| Requirement |
For this exercise, copy out each line of the material below that includes "Total".
____________________
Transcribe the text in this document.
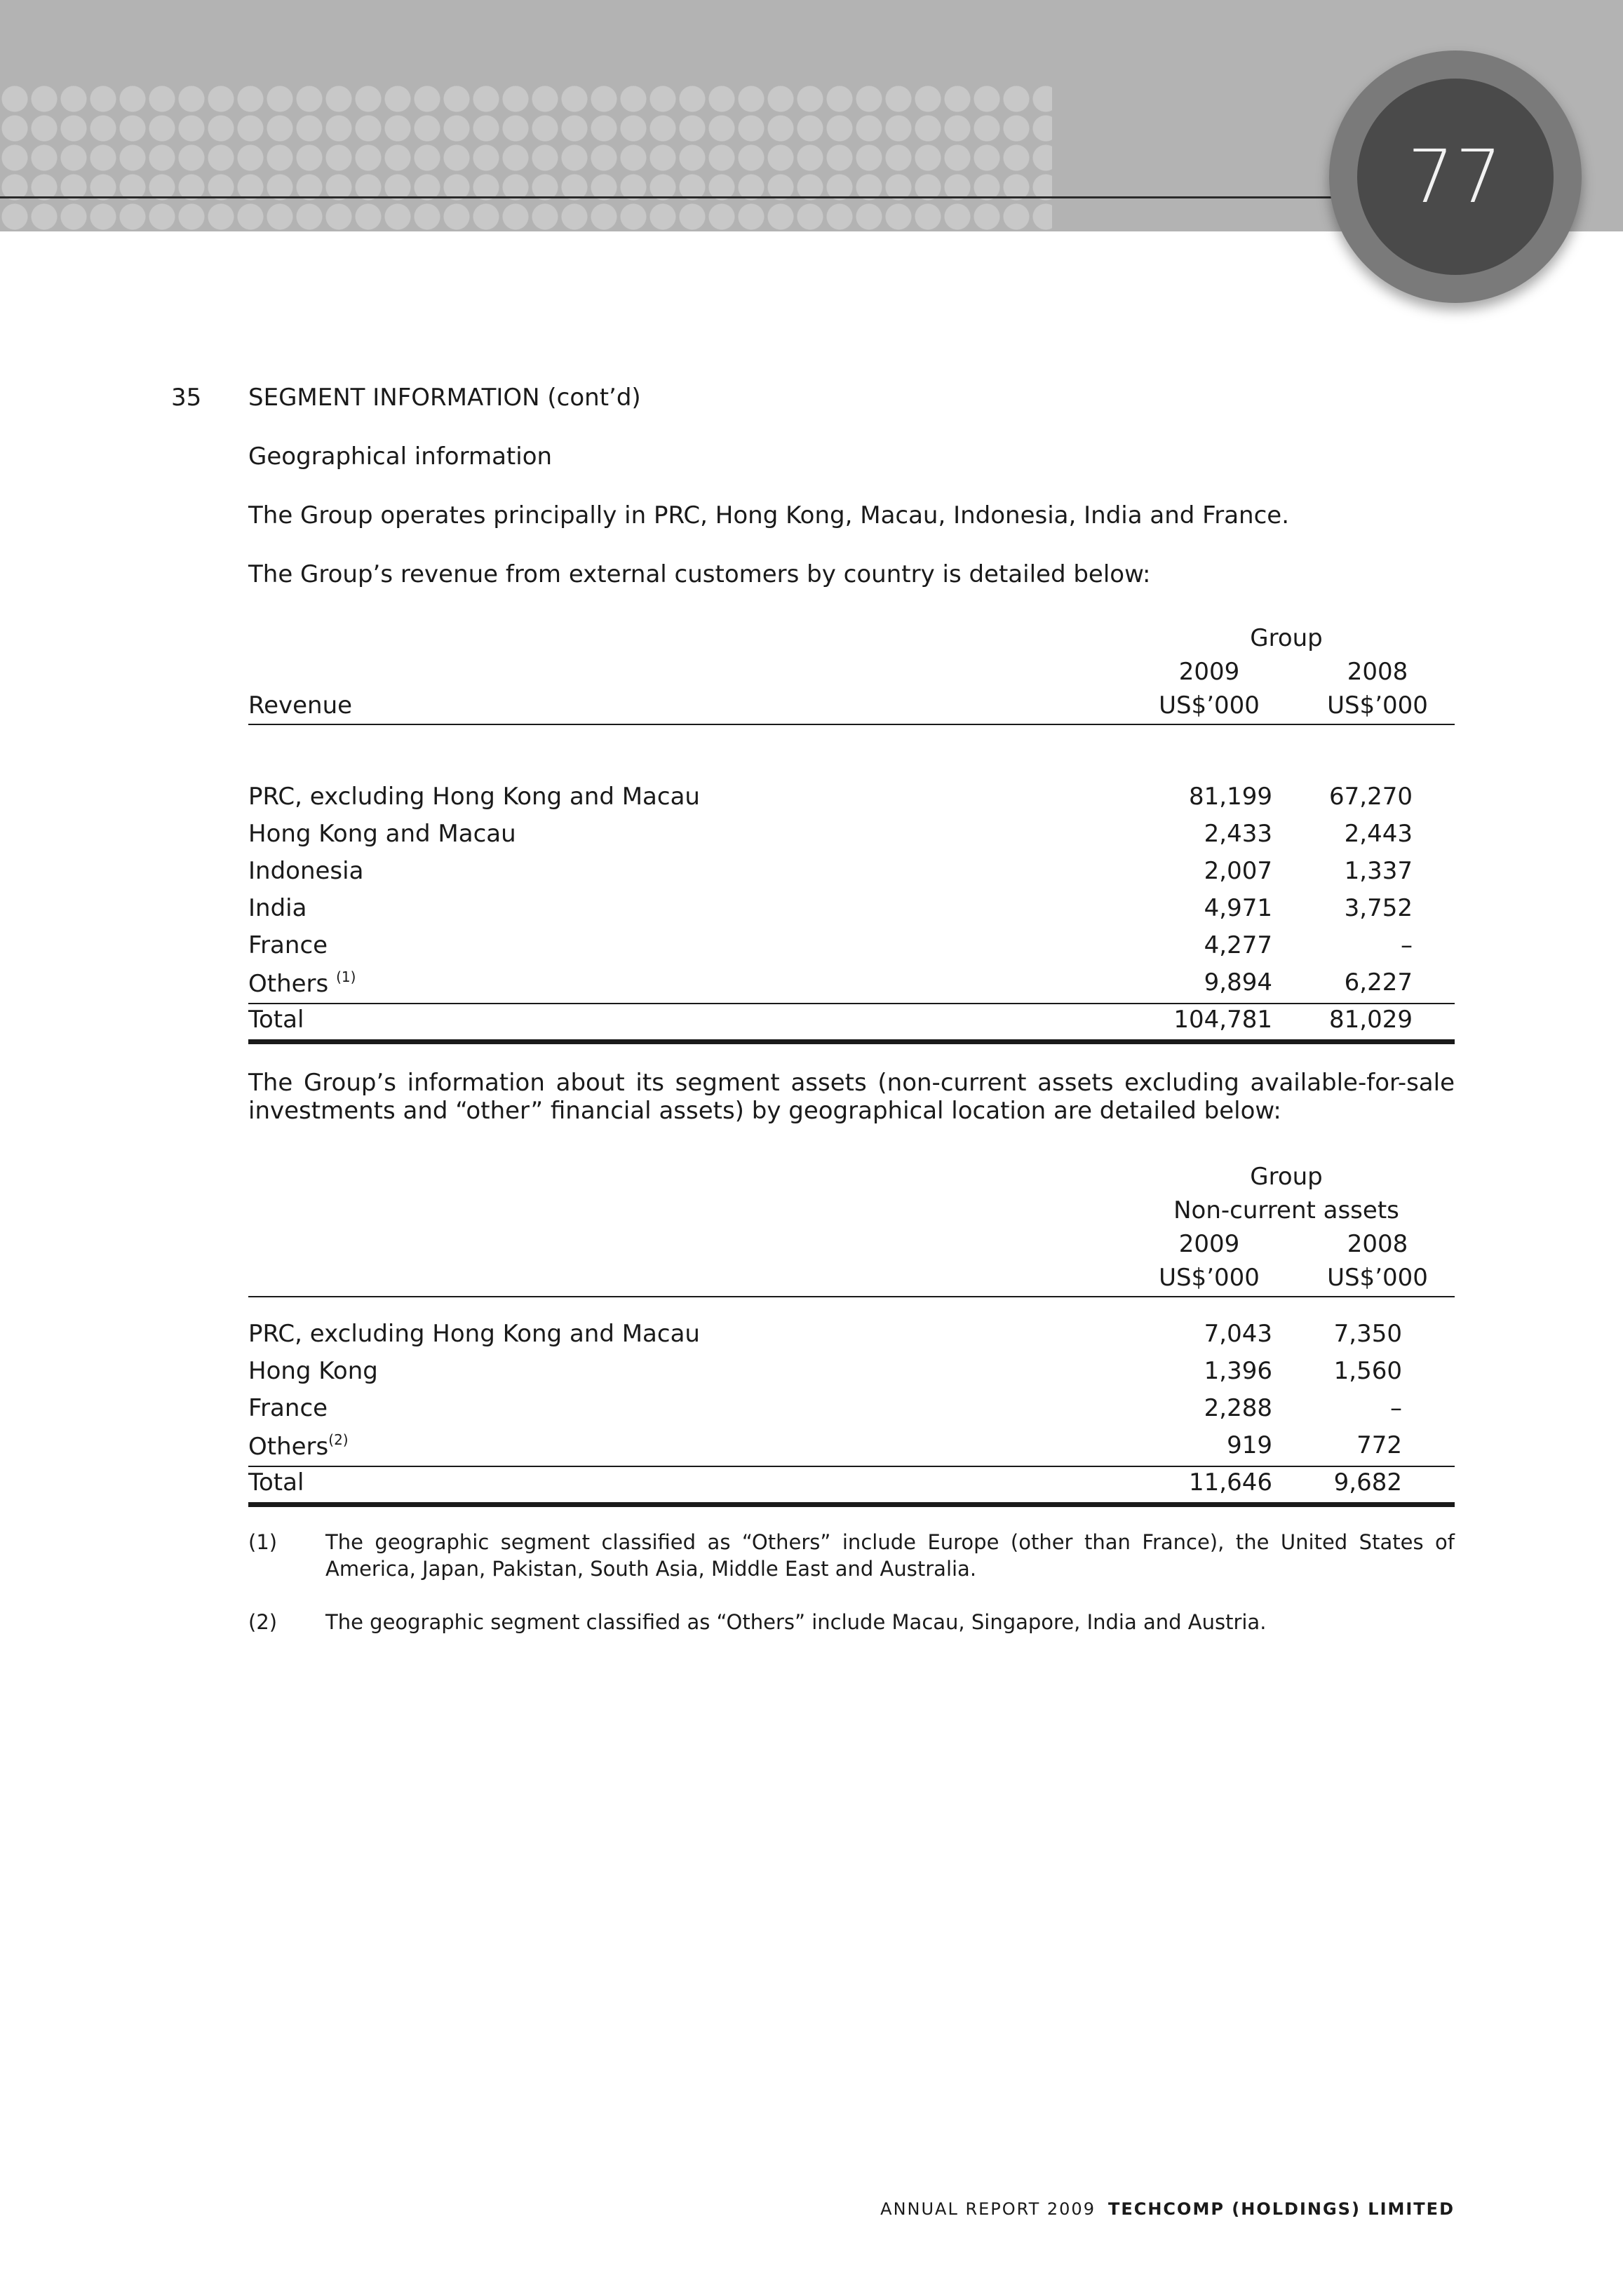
77
35 SEGMENT INFORMATION (cont’d)
Geographical information
The Group operates principally in PRC, Hong Kong, Macau, Indonesia, India and France.
The Group’s revenue from external customers by country is detailed below:
Group
2009	2008
Revenue	US$’000	US$’000
PRC, excluding Hong Kong and Macau	81,199	67,270
Hong Kong and Macau	2,433	2,443
Indonesia	2,007	1,337
India	4,971	3,752
France	4,277	–
Others $^{(1)}$	9,894	6,227
Total	104,781	81,029
The Group’s information about its segment assets (non-current assets excluding available-for-sale investments and “other” financial assets) by geographical location are detailed below:
Group
Non-current assets
2009	2008
US$’000	US$’000
PRC, excluding Hong Kong and Macau	7,043	7,350
Hong Kong	1,396	1,560
France	2,288	–
Others$^{(2)}$	919	772
Total	11,646	9,682
(1) The geographic segment classified as “Others” include Europe (other than France), the United States of America, Japan, Pakistan, South Asia, Middle East and Australia.
(2) The geographic segment classified as “Others” include Macau, Singapore, India and Austria.
ANNUAL REPORT 2009 TECHCOMP (HOLDINGS) LIMITED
____________________
| Response to this exercise |
Total	104,781	81,029
Total	11,646	9,682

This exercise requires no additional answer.